== Material for this exercise ==
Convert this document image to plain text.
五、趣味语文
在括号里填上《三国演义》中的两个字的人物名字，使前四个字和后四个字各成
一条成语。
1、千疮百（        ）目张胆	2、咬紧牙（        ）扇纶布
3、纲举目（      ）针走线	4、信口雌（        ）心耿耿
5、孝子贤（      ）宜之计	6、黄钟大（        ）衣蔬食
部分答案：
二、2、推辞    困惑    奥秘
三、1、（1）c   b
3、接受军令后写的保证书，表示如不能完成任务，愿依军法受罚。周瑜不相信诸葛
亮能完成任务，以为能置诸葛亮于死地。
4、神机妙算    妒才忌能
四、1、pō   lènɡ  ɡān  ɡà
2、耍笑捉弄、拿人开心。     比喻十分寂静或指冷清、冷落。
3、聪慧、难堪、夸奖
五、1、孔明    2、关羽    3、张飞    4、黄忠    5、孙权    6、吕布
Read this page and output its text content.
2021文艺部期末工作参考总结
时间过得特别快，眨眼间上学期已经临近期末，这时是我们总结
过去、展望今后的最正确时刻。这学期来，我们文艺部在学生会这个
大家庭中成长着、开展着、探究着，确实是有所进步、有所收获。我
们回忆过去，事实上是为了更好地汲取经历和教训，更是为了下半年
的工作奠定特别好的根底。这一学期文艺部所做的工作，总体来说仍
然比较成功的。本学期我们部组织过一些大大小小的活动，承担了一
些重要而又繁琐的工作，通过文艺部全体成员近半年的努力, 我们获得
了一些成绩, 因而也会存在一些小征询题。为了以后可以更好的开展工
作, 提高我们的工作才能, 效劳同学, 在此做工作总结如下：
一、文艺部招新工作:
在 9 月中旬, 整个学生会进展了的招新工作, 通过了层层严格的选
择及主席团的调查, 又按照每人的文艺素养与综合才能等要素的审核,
===
== Material for this exercise ==
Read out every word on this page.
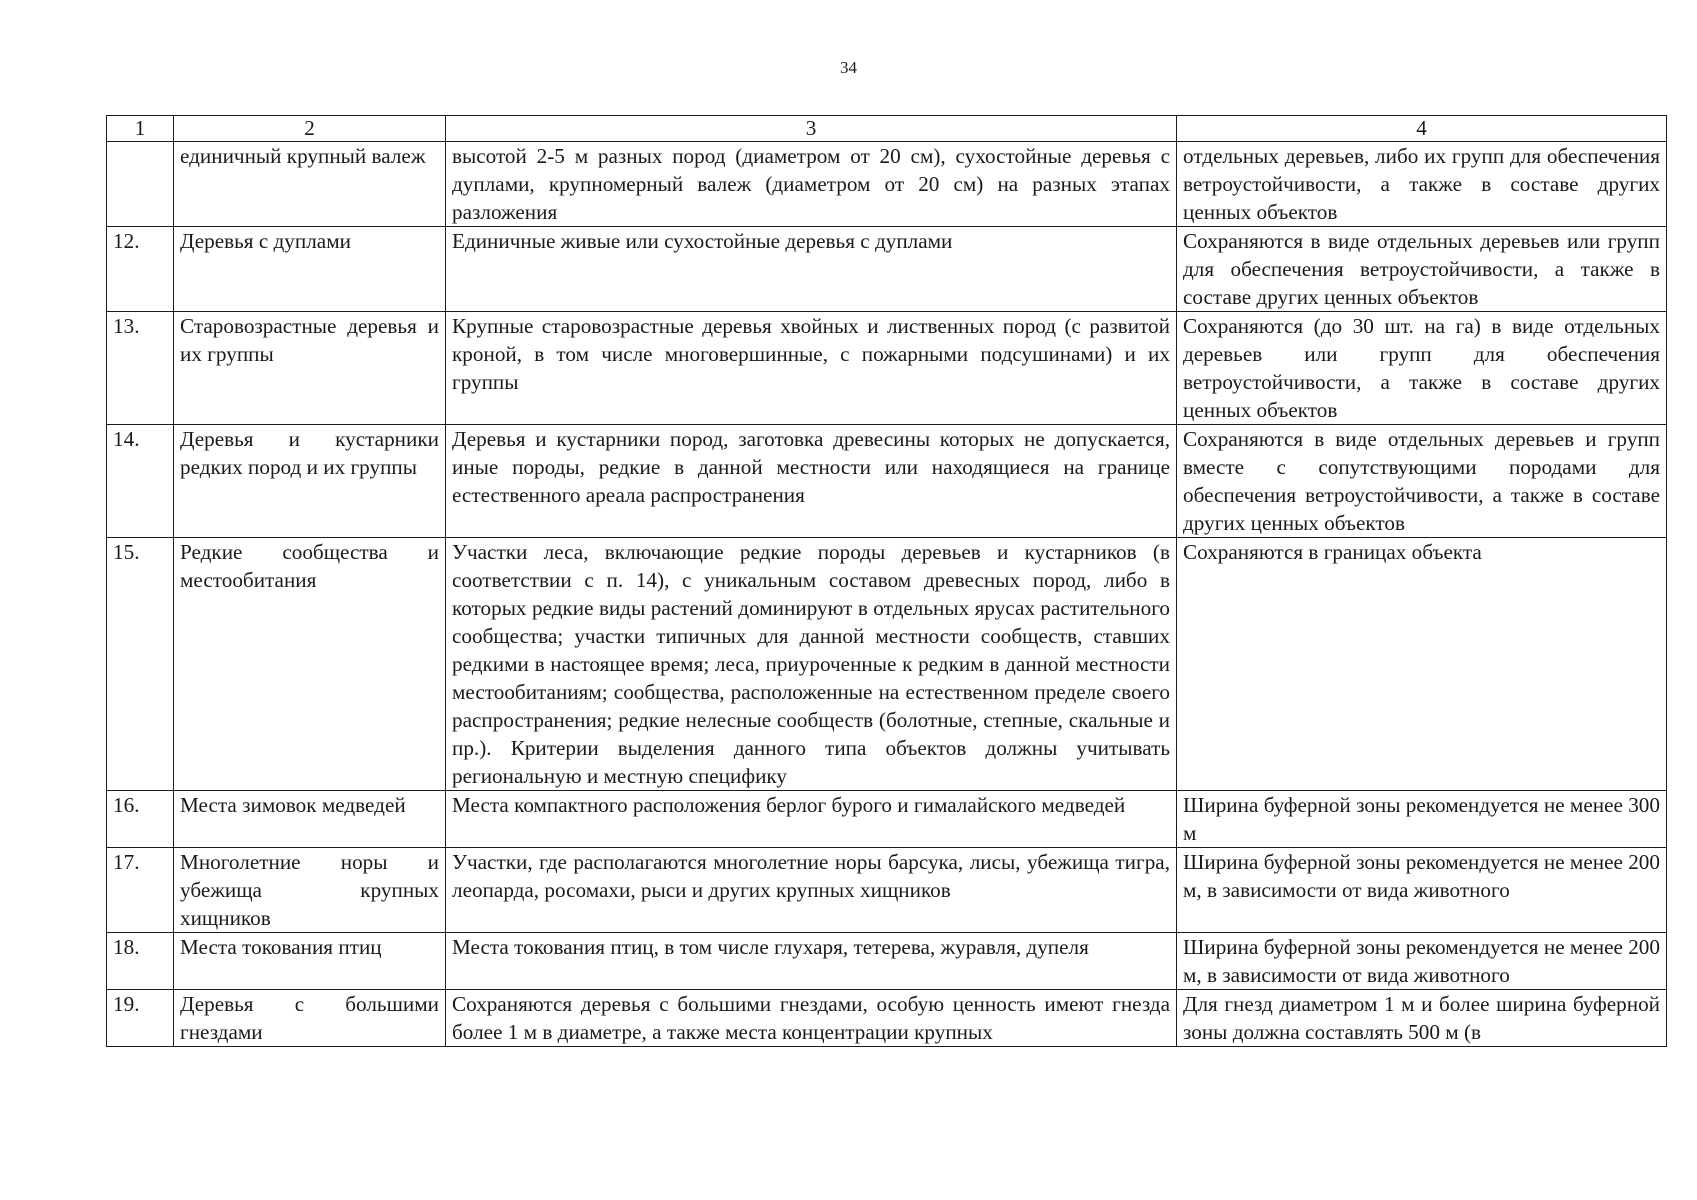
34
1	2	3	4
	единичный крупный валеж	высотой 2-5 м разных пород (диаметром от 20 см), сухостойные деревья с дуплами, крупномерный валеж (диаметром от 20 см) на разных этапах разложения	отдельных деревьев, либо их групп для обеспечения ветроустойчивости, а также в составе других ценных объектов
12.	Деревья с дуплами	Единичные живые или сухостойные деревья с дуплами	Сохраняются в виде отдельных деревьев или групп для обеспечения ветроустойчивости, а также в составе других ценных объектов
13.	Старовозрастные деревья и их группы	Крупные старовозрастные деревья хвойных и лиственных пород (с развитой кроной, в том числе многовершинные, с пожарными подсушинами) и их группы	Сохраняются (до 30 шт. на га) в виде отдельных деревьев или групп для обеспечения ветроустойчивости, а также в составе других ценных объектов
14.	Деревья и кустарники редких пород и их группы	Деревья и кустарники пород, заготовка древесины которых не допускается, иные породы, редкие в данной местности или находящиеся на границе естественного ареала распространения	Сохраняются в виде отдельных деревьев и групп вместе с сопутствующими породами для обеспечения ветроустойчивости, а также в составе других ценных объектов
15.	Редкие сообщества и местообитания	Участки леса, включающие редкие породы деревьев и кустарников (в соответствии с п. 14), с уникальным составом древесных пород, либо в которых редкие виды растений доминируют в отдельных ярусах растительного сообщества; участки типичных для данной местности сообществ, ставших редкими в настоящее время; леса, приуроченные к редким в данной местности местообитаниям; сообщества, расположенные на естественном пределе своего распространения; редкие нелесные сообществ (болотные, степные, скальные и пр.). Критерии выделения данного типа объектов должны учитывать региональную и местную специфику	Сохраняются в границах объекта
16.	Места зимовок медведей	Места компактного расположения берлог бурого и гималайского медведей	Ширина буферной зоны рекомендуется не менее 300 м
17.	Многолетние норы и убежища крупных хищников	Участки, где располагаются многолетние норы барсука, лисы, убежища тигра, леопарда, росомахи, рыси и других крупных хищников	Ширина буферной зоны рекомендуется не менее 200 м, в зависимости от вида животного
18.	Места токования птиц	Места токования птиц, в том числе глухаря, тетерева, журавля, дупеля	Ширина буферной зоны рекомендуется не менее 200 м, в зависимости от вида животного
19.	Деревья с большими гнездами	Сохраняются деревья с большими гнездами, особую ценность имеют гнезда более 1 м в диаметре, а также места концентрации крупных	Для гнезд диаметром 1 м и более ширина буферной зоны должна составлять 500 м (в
===
=== Given problem ===
Above are the entries; count how many of their lines contain the word "Read" and give only that number.

=== Answer ===
2